** PROBLEMS AND TASKS **
a) In the methods excerpt, how were receptor recovery times (RecT) calculated?
b) Duplicate the part of the methods excerpt starting at "Dynamic Mass Redistribution" and ending at "al., 2006, 2008).".

** GIVEN PASSAGE **
Here Y0 was constrained to be 0, Ymax is the histamine-induced response upon reaching a steady-state and krec is the recovery rate of the histamine induced response. For cells pre-treated with olopatadine, insufficient receptor recovery was observed within the time-frame of the experiment and Ymax was therefore constrained to be the average histamine response measured in cells pre-treated with vehicle condition. For all other antihistamines a free fit of Ymax was allowed, reported in the results as the steady-state recovery (%). Receptor recovery times (RecT) were calculated for each experiment as the reciprocal of the krec. Reported krec and RecT values are the mean ± SEM of ≥3 experiments.
Dynamic Mass Redistribution (DMR)
For the measurement of DMR in HeLa cells upon treatment by agonists and antagonists, a resonant waveguide grating (RWG) biosensor method was used. This is a widely used method for non-invasive quantification of GPCR modulation in living cells and details of the technology are described elsewhere (Fang et al., 2006, 2008).
DMR Receptor Recovery after Washout
HeLa cells were grown in DMEM High Glucose medium with L-Glutamine supplemented with 10% FBS and 1x penicillin/streptomycin [all reagents were obtained from Capricorn Scientific GmbH (Ebsdorfergrund, Germany)] and incubated in humidified atmosphere at 37°C and 5% CO2 in air.

** INFORMATION PROVIDED **
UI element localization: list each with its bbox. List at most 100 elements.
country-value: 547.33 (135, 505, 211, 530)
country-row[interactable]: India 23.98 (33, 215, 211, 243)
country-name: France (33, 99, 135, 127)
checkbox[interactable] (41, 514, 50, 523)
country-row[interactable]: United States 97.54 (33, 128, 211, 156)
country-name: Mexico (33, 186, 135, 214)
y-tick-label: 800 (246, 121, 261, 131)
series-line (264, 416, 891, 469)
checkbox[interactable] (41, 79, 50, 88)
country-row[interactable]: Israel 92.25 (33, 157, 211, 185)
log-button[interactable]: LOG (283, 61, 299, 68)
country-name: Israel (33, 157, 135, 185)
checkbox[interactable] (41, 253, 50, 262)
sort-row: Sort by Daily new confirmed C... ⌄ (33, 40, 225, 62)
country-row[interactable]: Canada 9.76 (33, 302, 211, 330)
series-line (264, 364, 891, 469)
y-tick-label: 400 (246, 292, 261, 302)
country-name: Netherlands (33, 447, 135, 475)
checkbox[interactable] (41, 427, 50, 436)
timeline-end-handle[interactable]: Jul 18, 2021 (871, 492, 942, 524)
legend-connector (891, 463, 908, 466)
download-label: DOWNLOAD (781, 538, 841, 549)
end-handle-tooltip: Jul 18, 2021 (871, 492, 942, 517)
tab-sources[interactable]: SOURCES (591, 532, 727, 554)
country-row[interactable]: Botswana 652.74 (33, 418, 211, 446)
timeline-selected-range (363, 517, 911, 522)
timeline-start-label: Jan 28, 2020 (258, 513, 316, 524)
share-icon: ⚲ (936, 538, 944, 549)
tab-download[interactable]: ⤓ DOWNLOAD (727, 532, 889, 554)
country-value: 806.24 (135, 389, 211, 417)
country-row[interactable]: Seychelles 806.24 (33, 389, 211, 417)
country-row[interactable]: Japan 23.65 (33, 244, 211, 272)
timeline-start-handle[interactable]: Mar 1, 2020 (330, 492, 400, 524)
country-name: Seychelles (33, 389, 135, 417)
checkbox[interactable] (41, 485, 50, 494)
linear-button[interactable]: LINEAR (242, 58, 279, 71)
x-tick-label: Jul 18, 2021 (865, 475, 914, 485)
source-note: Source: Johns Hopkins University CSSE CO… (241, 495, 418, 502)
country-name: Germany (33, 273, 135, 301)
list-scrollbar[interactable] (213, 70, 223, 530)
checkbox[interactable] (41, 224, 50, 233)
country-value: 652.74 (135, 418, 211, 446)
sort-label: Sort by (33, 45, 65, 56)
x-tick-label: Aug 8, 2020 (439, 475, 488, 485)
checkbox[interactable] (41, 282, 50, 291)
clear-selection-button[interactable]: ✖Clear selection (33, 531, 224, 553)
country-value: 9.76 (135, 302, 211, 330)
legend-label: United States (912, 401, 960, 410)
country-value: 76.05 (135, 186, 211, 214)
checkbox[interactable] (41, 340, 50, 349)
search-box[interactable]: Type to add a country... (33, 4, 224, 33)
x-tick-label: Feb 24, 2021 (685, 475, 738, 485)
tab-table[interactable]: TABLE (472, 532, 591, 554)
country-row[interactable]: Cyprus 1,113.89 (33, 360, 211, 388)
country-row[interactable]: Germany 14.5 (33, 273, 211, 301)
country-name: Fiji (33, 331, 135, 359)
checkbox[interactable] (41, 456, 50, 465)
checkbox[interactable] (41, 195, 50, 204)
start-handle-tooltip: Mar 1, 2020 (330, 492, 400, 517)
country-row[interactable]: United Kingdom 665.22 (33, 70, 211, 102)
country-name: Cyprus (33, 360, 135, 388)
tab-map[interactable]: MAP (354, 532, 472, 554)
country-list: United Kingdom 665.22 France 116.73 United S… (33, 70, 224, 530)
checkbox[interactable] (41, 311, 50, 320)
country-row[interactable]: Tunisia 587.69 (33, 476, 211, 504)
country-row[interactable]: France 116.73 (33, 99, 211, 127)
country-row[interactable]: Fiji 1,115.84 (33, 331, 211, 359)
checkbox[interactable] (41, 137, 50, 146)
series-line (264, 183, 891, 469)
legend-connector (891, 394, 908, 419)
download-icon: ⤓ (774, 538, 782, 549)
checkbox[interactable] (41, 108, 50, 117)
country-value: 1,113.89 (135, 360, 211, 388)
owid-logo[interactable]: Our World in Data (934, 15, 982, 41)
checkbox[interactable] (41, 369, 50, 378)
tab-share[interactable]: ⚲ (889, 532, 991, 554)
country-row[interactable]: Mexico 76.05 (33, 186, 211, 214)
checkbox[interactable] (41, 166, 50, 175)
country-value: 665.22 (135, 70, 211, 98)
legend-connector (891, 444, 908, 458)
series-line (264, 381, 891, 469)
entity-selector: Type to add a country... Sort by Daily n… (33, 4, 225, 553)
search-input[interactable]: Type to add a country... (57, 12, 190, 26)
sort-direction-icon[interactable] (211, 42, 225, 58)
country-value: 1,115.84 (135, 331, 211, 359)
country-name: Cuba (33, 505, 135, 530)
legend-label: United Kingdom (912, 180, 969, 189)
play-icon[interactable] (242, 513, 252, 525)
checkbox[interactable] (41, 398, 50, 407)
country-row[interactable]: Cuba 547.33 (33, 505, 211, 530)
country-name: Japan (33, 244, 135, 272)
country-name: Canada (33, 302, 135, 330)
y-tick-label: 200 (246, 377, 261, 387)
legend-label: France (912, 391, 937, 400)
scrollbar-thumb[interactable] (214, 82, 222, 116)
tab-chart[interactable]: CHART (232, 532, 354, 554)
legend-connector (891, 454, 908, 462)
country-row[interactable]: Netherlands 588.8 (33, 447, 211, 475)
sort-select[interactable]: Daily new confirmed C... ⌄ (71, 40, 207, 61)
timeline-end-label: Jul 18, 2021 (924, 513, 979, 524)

** SOLUTIONS TO EACH TASK **
a) For each experiment, RecT was calculated as the reciprocal of krec.

b)
Dynamic Mass Redistribution (DMR)
For the measurement of DMR in HeLa cells upon treatment by agonists and antagonists, a resonant waveguide grating (RWG) biosensor method was used. This is a widely used method for non-invasive quantification of GPCR modulation in living cells and details of the technology are described elsewhere (Fang et al., 2006, 2008).